TASK DESCRIPTION
Print the whole listing exactly.

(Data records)
━━━━━━━━━━━━━━━━━━━━

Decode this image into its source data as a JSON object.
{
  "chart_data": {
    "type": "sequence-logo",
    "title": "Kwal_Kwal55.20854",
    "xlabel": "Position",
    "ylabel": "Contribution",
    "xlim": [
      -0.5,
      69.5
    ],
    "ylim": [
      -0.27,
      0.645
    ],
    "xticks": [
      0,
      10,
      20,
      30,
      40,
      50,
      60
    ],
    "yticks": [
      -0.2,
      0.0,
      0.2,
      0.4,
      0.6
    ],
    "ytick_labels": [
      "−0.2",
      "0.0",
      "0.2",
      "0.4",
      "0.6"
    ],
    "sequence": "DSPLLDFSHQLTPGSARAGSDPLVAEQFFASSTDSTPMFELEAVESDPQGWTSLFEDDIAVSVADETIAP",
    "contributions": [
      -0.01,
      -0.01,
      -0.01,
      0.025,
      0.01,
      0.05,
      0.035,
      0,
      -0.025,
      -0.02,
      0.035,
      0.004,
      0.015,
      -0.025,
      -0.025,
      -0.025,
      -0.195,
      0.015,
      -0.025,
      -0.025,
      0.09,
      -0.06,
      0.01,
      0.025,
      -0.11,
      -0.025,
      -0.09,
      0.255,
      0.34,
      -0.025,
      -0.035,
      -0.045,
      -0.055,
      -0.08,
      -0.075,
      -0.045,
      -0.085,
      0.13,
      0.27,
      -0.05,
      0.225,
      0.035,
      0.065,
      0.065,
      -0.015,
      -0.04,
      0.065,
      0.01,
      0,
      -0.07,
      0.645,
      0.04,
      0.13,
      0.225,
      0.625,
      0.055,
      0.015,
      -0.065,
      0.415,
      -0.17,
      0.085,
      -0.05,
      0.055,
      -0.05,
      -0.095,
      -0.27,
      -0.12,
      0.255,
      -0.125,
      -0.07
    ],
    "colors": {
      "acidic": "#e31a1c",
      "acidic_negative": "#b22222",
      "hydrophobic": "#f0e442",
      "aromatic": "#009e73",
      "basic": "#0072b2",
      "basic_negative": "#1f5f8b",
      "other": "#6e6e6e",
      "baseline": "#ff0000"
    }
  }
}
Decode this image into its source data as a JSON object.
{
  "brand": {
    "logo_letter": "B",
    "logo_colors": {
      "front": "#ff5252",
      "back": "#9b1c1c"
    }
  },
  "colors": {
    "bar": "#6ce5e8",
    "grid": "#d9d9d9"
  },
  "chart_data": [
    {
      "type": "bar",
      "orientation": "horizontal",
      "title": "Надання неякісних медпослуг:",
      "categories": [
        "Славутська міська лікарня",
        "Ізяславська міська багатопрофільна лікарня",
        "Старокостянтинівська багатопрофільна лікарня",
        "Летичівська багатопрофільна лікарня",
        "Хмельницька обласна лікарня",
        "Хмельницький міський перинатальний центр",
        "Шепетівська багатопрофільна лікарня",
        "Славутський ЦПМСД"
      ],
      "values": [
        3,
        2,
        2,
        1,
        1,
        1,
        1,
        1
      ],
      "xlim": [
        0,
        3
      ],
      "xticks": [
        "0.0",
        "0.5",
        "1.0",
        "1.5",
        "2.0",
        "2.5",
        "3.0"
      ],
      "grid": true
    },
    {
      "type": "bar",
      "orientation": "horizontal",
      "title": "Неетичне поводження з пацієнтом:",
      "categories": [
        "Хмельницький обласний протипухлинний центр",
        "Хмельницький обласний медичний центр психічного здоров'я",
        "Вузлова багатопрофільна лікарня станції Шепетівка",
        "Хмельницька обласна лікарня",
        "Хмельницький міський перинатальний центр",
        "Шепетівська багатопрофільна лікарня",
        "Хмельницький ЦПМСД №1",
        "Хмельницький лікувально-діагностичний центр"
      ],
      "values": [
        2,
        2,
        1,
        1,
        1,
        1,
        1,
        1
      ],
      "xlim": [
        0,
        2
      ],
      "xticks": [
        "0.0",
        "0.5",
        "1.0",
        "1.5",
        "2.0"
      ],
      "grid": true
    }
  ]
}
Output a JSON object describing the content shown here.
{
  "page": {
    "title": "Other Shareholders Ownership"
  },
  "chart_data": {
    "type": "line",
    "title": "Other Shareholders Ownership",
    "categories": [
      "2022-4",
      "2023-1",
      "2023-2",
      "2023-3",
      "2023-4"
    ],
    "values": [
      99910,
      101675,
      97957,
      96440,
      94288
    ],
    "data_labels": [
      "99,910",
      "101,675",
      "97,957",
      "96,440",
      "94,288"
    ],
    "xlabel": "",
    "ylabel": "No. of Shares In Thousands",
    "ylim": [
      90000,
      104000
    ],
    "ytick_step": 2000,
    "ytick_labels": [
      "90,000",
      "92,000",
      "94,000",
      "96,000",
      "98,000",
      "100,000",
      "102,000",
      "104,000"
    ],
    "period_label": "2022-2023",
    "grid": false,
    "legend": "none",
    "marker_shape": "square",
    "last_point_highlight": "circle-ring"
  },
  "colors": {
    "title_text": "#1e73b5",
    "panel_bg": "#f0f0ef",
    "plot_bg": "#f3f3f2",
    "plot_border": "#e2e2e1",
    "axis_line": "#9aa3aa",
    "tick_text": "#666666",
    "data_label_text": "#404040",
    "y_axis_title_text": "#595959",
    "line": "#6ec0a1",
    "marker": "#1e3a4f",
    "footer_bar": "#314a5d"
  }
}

━━━━━━━━━━━━━━━━━━━━

TASK SOLUTION
Decode this image into its source data as a JSON object.
{
  "chart_data": {
    "type": "sequence-logo",
    "title": "Kwal_Kwal55.20854",
    "xlabel": "Position",
    "ylabel": "Contribution",
    "xlim": [
      -0.5,
      69.5
    ],
    "ylim": [
      -0.27,
      0.645
    ],
    "xticks": [
      0,
      10,
      20,
      30,
      40,
      50,
      60
    ],
    "yticks": [
      -0.2,
      0.0,
      0.2,
      0.4,
      0.6
    ],
    "ytick_labels": [
      "−0.2",
      "0.0",
      "0.2",
      "0.4",
      "0.6"
    ],
    "sequence": "DSPLLDFSHQLTPGSARAGSDPLVAEQFFASSTDSTPMFELEAVESDPQGWTSLFEDDIAVSVADETIAP",
    "contributions": [
      -0.01,
      -0.01,
      -0.01,
      0.025,
      0.01,
      0.05,
      0.035,
      0,
      -0.025,
      -0.02,
      0.035,
      0.004,
      0.015,
      -0.025,
      -0.025,
      -0.025,
      -0.195,
      0.015,
      -0.025,
      -0.025,
      0.09,
      -0.06,
      0.01,
      0.025,
      -0.11,
      -0.025,
      -0.09,
      0.255,
      0.34,
      -0.025,
      -0.035,
      -0.045,
      -0.055,
      -0.08,
      -0.075,
      -0.045,
      -0.085,
      0.13,
      0.27,
      -0.05,
      0.225,
      0.035,
      0.065,
      0.065,
      -0.015,
      -0.04,
      0.065,
      0.01,
      0,
      -0.07,
      0.645,
      0.04,
      0.13,
      0.225,
      0.625,
      0.055,
      0.015,
      -0.065,
      0.415,
      -0.17,
      0.085,
      -0.05,
      0.055,
      -0.05,
      -0.095,
      -0.27,
      -0.12,
      0.255,
      -0.125,
      -0.07
    ],
    "colors": {
      "acidic": "#e31a1c",
      "acidic_negative": "#b22222",
      "hydrophobic": "#f0e442",
      "aromatic": "#009e73",
      "basic": "#0072b2",
      "basic_negative": "#1f5f8b",
      "other": "#6e6e6e",
      "baseline": "#ff0000"
    }
  }
}
Decode this image into its source data as a JSON object.
{
  "brand": {
    "logo_letter": "B",
    "logo_colors": {
      "front": "#ff5252",
      "back": "#9b1c1c"
    }
  },
  "colors": {
    "bar": "#6ce5e8",
    "grid": "#d9d9d9"
  },
  "chart_data": [
    {
      "type": "bar",
      "orientation": "horizontal",
      "title": "Надання неякісних медпослуг:",
      "categories": [
        "Славутська міська лікарня",
        "Ізяславська міська багатопрофільна лікарня",
        "Старокостянтинівська багатопрофільна лікарня",
        "Летичівська багатопрофільна лікарня",
        "Хмельницька обласна лікарня",
        "Хмельницький міський перинатальний центр",
        "Шепетівська багатопрофільна лікарня",
        "Славутський ЦПМСД"
      ],
      "values": [
        3,
        2,
        2,
        1,
        1,
        1,
        1,
        1
      ],
      "xlim": [
        0,
        3
      ],
      "xticks": [
        "0.0",
        "0.5",
        "1.0",
        "1.5",
        "2.0",
        "2.5",
        "3.0"
      ],
      "grid": true
    },
    {
      "type": "bar",
      "orientation": "horizontal",
      "title": "Неетичне поводження з пацієнтом:",
      "categories": [
        "Хмельницький обласний протипухлинний центр",
        "Хмельницький обласний медичний центр психічного здоров'я",
        "Вузлова багатопрофільна лікарня станції Шепетівка",
        "Хмельницька обласна лікарня",
        "Хмельницький міський перинатальний центр",
        "Шепетівська багатопрофільна лікарня",
        "Хмельницький ЦПМСД №1",
        "Хмельницький лікувально-діагностичний центр"
      ],
      "values": [
        2,
        2,
        1,
        1,
        1,
        1,
        1,
        1
      ],
      "xlim": [
        0,
        2
      ],
      "xticks": [
        "0.0",
        "0.5",
        "1.0",
        "1.5",
        "2.0"
      ],
      "grid": true
    }
  ]
}
Output a JSON object describing the content shown here.
{
  "page": {
    "title": "Other Shareholders Ownership"
  },
  "chart_data": {
    "type": "line",
    "title": "Other Shareholders Ownership",
    "categories": [
      "2022-4",
      "2023-1",
      "2023-2",
      "2023-3",
      "2023-4"
    ],
    "values": [
      99910,
      101675,
      97957,
      96440,
      94288
    ],
    "data_labels": [
      "99,910",
      "101,675",
      "97,957",
      "96,440",
      "94,288"
    ],
    "xlabel": "",
    "ylabel": "No. of Shares In Thousands",
    "ylim": [
      90000,
      104000
    ],
    "ytick_step": 2000,
    "ytick_labels": [
      "90,000",
      "92,000",
      "94,000",
      "96,000",
      "98,000",
      "100,000",
      "102,000",
      "104,000"
    ],
    "period_label": "2022-2023",
    "grid": false,
    "legend": "none",
    "marker_shape": "square",
    "last_point_highlight": "circle-ring"
  },
  "colors": {
    "title_text": "#1e73b5",
    "panel_bg": "#f0f0ef",
    "plot_bg": "#f3f3f2",
    "plot_border": "#e2e2e1",
    "axis_line": "#9aa3aa",
    "tick_text": "#666666",
    "data_label_text": "#404040",
    "y_axis_title_text": "#595959",
    "line": "#6ec0a1",
    "marker": "#1e3a4f",
    "footer_bar": "#314a5d"
  }
}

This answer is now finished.